### What you will do
Copy all the material that follows, keeping every character the same.
######
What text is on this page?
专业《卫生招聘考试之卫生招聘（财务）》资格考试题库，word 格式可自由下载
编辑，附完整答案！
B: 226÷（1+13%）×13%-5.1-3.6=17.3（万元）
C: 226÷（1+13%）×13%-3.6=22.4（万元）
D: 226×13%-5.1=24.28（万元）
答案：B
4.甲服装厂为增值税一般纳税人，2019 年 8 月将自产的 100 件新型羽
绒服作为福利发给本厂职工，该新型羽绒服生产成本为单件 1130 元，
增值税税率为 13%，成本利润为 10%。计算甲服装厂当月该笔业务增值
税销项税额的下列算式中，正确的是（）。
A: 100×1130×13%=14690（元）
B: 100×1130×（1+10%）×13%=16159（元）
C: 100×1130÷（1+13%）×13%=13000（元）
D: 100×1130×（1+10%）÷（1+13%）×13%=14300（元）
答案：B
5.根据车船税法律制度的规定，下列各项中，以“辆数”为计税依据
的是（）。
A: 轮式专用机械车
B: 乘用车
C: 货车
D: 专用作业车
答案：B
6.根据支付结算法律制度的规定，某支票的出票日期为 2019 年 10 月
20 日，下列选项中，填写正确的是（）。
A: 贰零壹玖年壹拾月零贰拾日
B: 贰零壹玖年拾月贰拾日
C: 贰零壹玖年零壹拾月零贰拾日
######
### Written response
What text is on this page?
专业《卫生招聘考试之卫生招聘（财务）》资格考试题库，word 格式可自由下载
编辑，附完整答案！
B: 226÷（1+13%）×13%-5.1-3.6=17.3（万元）
C: 226÷（1+13%）×13%-3.6=22.4（万元）
D: 226×13%-5.1=24.28（万元）
答案：B
4.甲服装厂为增值税一般纳税人，2019 年 8 月将自产的 100 件新型羽
绒服作为福利发给本厂职工，该新型羽绒服生产成本为单件 1130 元，
增值税税率为 13%，成本利润为 10%。计算甲服装厂当月该笔业务增值
税销项税额的下列算式中，正确的是（）。
A: 100×1130×13%=14690（元）
B: 100×1130×（1+10%）×13%=16159（元）
C: 100×1130÷（1+13%）×13%=13000（元）
D: 100×1130×（1+10%）÷（1+13%）×13%=14300（元）
答案：B
5.根据车船税法律制度的规定，下列各项中，以“辆数”为计税依据
的是（）。
A: 轮式专用机械车
B: 乘用车
C: 货车
D: 专用作业车
答案：B
6.根据支付结算法律制度的规定，某支票的出票日期为 2019 年 10 月
20 日，下列选项中，填写正确的是（）。
A: 贰零壹玖年壹拾月零贰拾日
B: 贰零壹玖年拾月贰拾日
C: 贰零壹玖年零壹拾月零贰拾日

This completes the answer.